*WHAT IS EXPECTED:*
Restate the listing below word for word, omitting any images.

*DATA LINES:*

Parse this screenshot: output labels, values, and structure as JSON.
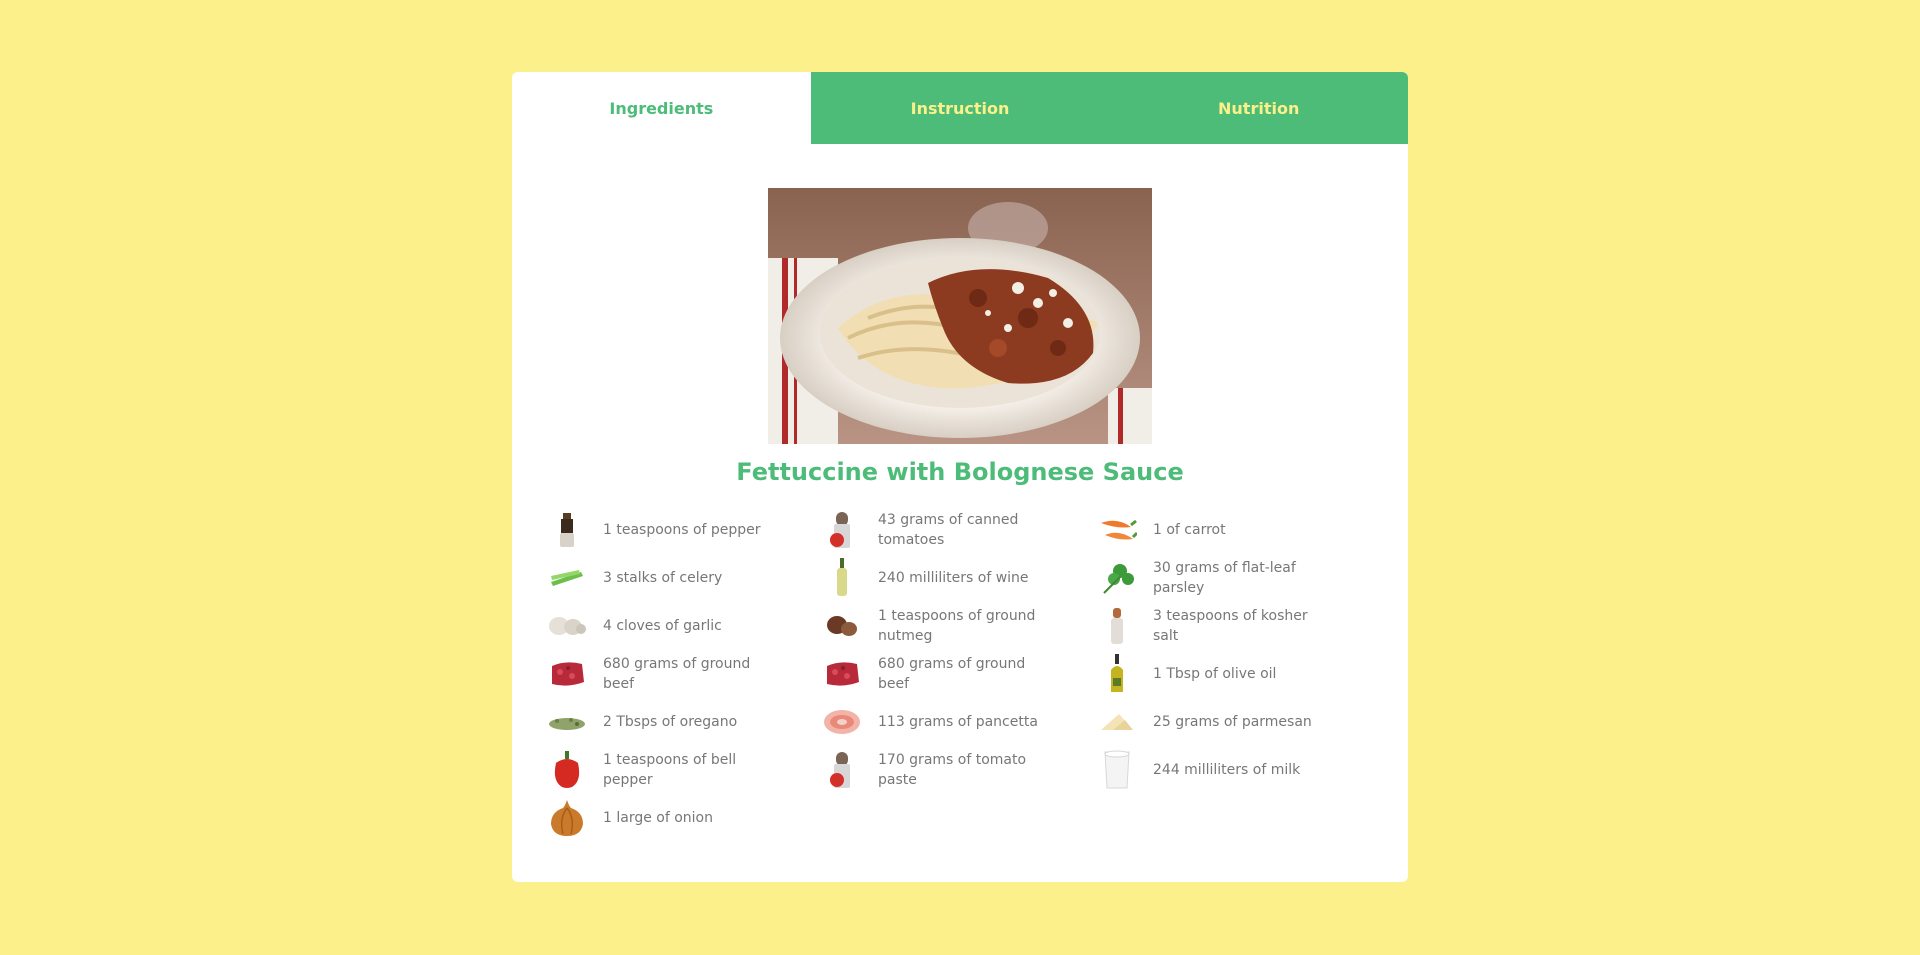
{
  "tabs": [
    {
      "label": "Ingredients"
    },
    {
      "label": "Instruction"
    },
    {
      "label": "Nutrition"
    }
  ],
  "recipe": {
    "title": "Fettuccine with Bolognese Sauce",
    "ingredients": [
      {
        "text": "1 teaspoons of pepper",
        "icon": "pepper-grinder-icon"
      },
      {
        "text": "43 grams of canned tomatoes",
        "icon": "canned-tomato-icon"
      },
      {
        "text": "1 of carrot",
        "icon": "carrot-icon"
      },
      {
        "text": "3 stalks of celery",
        "icon": "celery-icon"
      },
      {
        "text": "240 milliliters of wine",
        "icon": "wine-bottle-icon"
      },
      {
        "text": "30 grams of flat-leaf parsley",
        "icon": "parsley-icon"
      },
      {
        "text": "4 cloves of garlic",
        "icon": "garlic-icon"
      },
      {
        "text": "1 teaspoons of ground nutmeg",
        "icon": "nutmeg-icon"
      },
      {
        "text": "3 teaspoons of kosher salt",
        "icon": "salt-shaker-icon"
      },
      {
        "text": "680 grams of ground beef",
        "icon": "ground-beef-icon"
      },
      {
        "text": "680 grams of ground beef",
        "icon": "ground-beef-icon"
      },
      {
        "text": "1 Tbsp of olive oil",
        "icon": "olive-oil-icon"
      },
      {
        "text": "2 Tbsps of oregano",
        "icon": "oregano-icon"
      },
      {
        "text": "113 grams of pancetta",
        "icon": "pancetta-icon"
      },
      {
        "text": "25 grams of parmesan",
        "icon": "parmesan-icon"
      },
      {
        "text": "1 teaspoons of bell pepper",
        "icon": "bell-pepper-icon"
      },
      {
        "text": "170 grams of tomato paste",
        "icon": "tomato-paste-icon"
      },
      {
        "text": "244 milliliters of milk",
        "icon": "milk-glass-icon"
      },
      {
        "text": "1 large of onion",
        "icon": "onion-icon"
      }
    ]
  },
  "colors": {
    "background": "#fbf089",
    "accent": "#4cbc78",
    "tab_text": "#fbf089",
    "ingredient_text": "#777777"
  }
}
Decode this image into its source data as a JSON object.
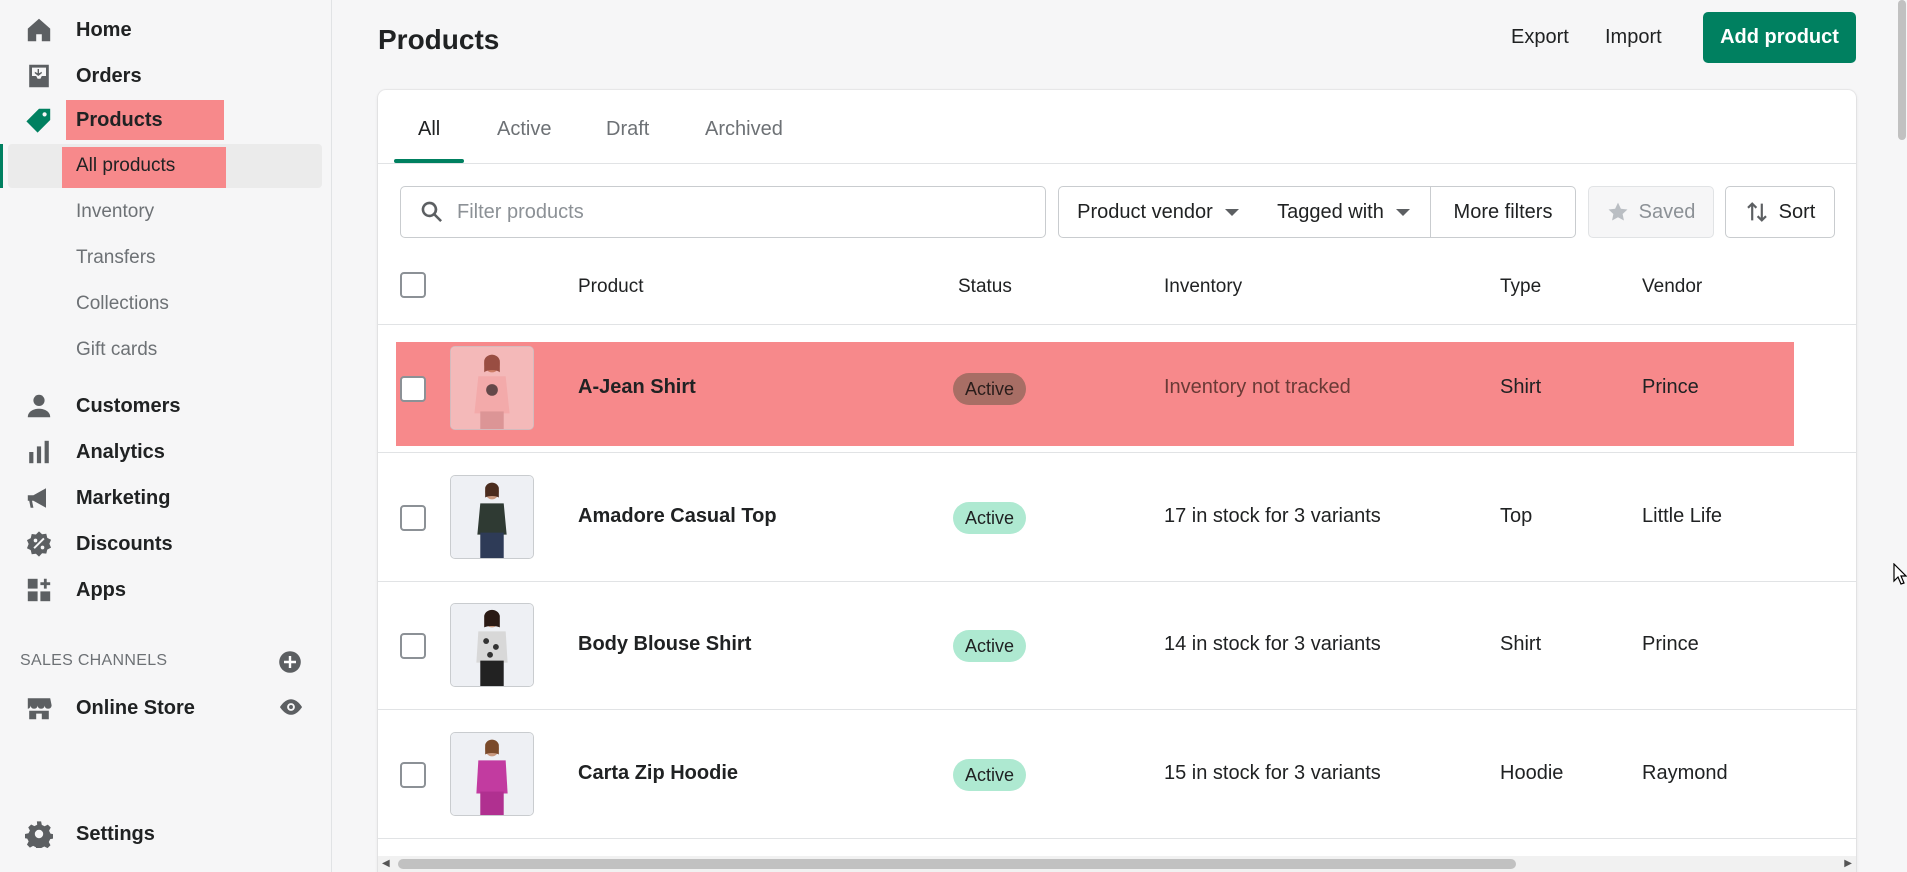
{
  "sidebar": {
    "items": [
      {
        "label": "Home",
        "icon": "home-icon"
      },
      {
        "label": "Orders",
        "icon": "orders-icon"
      },
      {
        "label": "Products",
        "icon": "tag-icon"
      }
    ],
    "sub_items": [
      {
        "label": "All products"
      },
      {
        "label": "Inventory"
      },
      {
        "label": "Transfers"
      },
      {
        "label": "Collections"
      },
      {
        "label": "Gift cards"
      }
    ],
    "items2": [
      {
        "label": "Customers",
        "icon": "person-icon"
      },
      {
        "label": "Analytics",
        "icon": "bar-chart-icon"
      },
      {
        "label": "Marketing",
        "icon": "megaphone-icon"
      },
      {
        "label": "Discounts",
        "icon": "discount-icon"
      },
      {
        "label": "Apps",
        "icon": "apps-icon"
      }
    ],
    "sales_channels_label": "SALES CHANNELS",
    "online_store_label": "Online Store",
    "settings_label": "Settings"
  },
  "header": {
    "title": "Products",
    "export_label": "Export",
    "import_label": "Import",
    "add_label": "Add product"
  },
  "tabs": [
    {
      "label": "All"
    },
    {
      "label": "Active"
    },
    {
      "label": "Draft"
    },
    {
      "label": "Archived"
    }
  ],
  "filters": {
    "search_placeholder": "Filter products",
    "vendor_label": "Product vendor",
    "tagged_label": "Tagged with",
    "more_label": "More filters",
    "saved_label": "Saved",
    "sort_label": "Sort"
  },
  "table": {
    "columns": [
      "Product",
      "Status",
      "Inventory",
      "Type",
      "Vendor"
    ],
    "rows": [
      {
        "name": "A-Jean Shirt",
        "status": "Active",
        "inventory": "Inventory not tracked",
        "type": "Shirt",
        "vendor": "Prince"
      },
      {
        "name": "Amadore Casual Top",
        "status": "Active",
        "inventory": "17 in stock for 3 variants",
        "type": "Top",
        "vendor": "Little Life"
      },
      {
        "name": "Body Blouse Shirt",
        "status": "Active",
        "inventory": "14 in stock for 3 variants",
        "type": "Shirt",
        "vendor": "Prince"
      },
      {
        "name": "Carta Zip Hoodie",
        "status": "Active",
        "inventory": "15 in stock for 3 variants",
        "type": "Hoodie",
        "vendor": "Raymond"
      }
    ]
  },
  "colors": {
    "brand": "#008060",
    "highlight": "#f7898b",
    "badge_active_bg": "#aee9d1"
  }
}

*ANSWER TO THIS PROBLEM:*
Parse this screenshot: output labels, values, and structure as JSON.
{
  "tabs": [
    {
      "label": "Ingredients"
    },
    {
      "label": "Instruction"
    },
    {
      "label": "Nutrition"
    }
  ],
  "recipe": {
    "title": "Fettuccine with Bolognese Sauce",
    "ingredients": [
      {
        "text": "1 teaspoons of pepper",
        "icon": "pepper-grinder-icon"
      },
      {
        "text": "43 grams of canned tomatoes",
        "icon": "canned-tomato-icon"
      },
      {
        "text": "1 of carrot",
        "icon": "carrot-icon"
      },
      {
        "text": "3 stalks of celery",
        "icon": "celery-icon"
      },
      {
        "text": "240 milliliters of wine",
        "icon": "wine-bottle-icon"
      },
      {
        "text": "30 grams of flat-leaf parsley",
        "icon": "parsley-icon"
      },
      {
        "text": "4 cloves of garlic",
        "icon": "garlic-icon"
      },
      {
        "text": "1 teaspoons of ground nutmeg",
        "icon": "nutmeg-icon"
      },
      {
        "text": "3 teaspoons of kosher salt",
        "icon": "salt-shaker-icon"
      },
      {
        "text": "680 grams of ground beef",
        "icon": "ground-beef-icon"
      },
      {
        "text": "680 grams of ground beef",
        "icon": "ground-beef-icon"
      },
      {
        "text": "1 Tbsp of olive oil",
        "icon": "olive-oil-icon"
      },
      {
        "text": "2 Tbsps of oregano",
        "icon": "oregano-icon"
      },
      {
        "text": "113 grams of pancetta",
        "icon": "pancetta-icon"
      },
      {
        "text": "25 grams of parmesan",
        "icon": "parmesan-icon"
      },
      {
        "text": "1 teaspoons of bell pepper",
        "icon": "bell-pepper-icon"
      },
      {
        "text": "170 grams of tomato paste",
        "icon": "tomato-paste-icon"
      },
      {
        "text": "244 milliliters of milk",
        "icon": "milk-glass-icon"
      },
      {
        "text": "1 large of onion",
        "icon": "onion-icon"
      }
    ]
  },
  "colors": {
    "background": "#fbf089",
    "accent": "#4cbc78",
    "tab_text": "#fbf089",
    "ingredient_text": "#777777"
  }
}
Decode this image into its source data as a JSON object.
{
  "sidebar": {
    "items": [
      {
        "label": "Home",
        "icon": "home-icon"
      },
      {
        "label": "Orders",
        "icon": "orders-icon"
      },
      {
        "label": "Products",
        "icon": "tag-icon"
      }
    ],
    "sub_items": [
      {
        "label": "All products"
      },
      {
        "label": "Inventory"
      },
      {
        "label": "Transfers"
      },
      {
        "label": "Collections"
      },
      {
        "label": "Gift cards"
      }
    ],
    "items2": [
      {
        "label": "Customers",
        "icon": "person-icon"
      },
      {
        "label": "Analytics",
        "icon": "bar-chart-icon"
      },
      {
        "label": "Marketing",
        "icon": "megaphone-icon"
      },
      {
        "label": "Discounts",
        "icon": "discount-icon"
      },
      {
        "label": "Apps",
        "icon": "apps-icon"
      }
    ],
    "sales_channels_label": "SALES CHANNELS",
    "online_store_label": "Online Store",
    "settings_label": "Settings"
  },
  "header": {
    "title": "Products",
    "export_label": "Export",
    "import_label": "Import",
    "add_label": "Add product"
  },
  "tabs": [
    {
      "label": "All"
    },
    {
      "label": "Active"
    },
    {
      "label": "Draft"
    },
    {
      "label": "Archived"
    }
  ],
  "filters": {
    "search_placeholder": "Filter products",
    "vendor_label": "Product vendor",
    "tagged_label": "Tagged with",
    "more_label": "More filters",
    "saved_label": "Saved",
    "sort_label": "Sort"
  },
  "table": {
    "columns": [
      "Product",
      "Status",
      "Inventory",
      "Type",
      "Vendor"
    ],
    "rows": [
      {
        "name": "A-Jean Shirt",
        "status": "Active",
        "inventory": "Inventory not tracked",
        "type": "Shirt",
        "vendor": "Prince"
      },
      {
        "name": "Amadore Casual Top",
        "status": "Active",
        "inventory": "17 in stock for 3 variants",
        "type": "Top",
        "vendor": "Little Life"
      },
      {
        "name": "Body Blouse Shirt",
        "status": "Active",
        "inventory": "14 in stock for 3 variants",
        "type": "Shirt",
        "vendor": "Prince"
      },
      {
        "name": "Carta Zip Hoodie",
        "status": "Active",
        "inventory": "15 in stock for 3 variants",
        "type": "Hoodie",
        "vendor": "Raymond"
      }
    ]
  },
  "colors": {
    "brand": "#008060",
    "highlight": "#f7898b",
    "badge_active_bg": "#aee9d1"
  }
}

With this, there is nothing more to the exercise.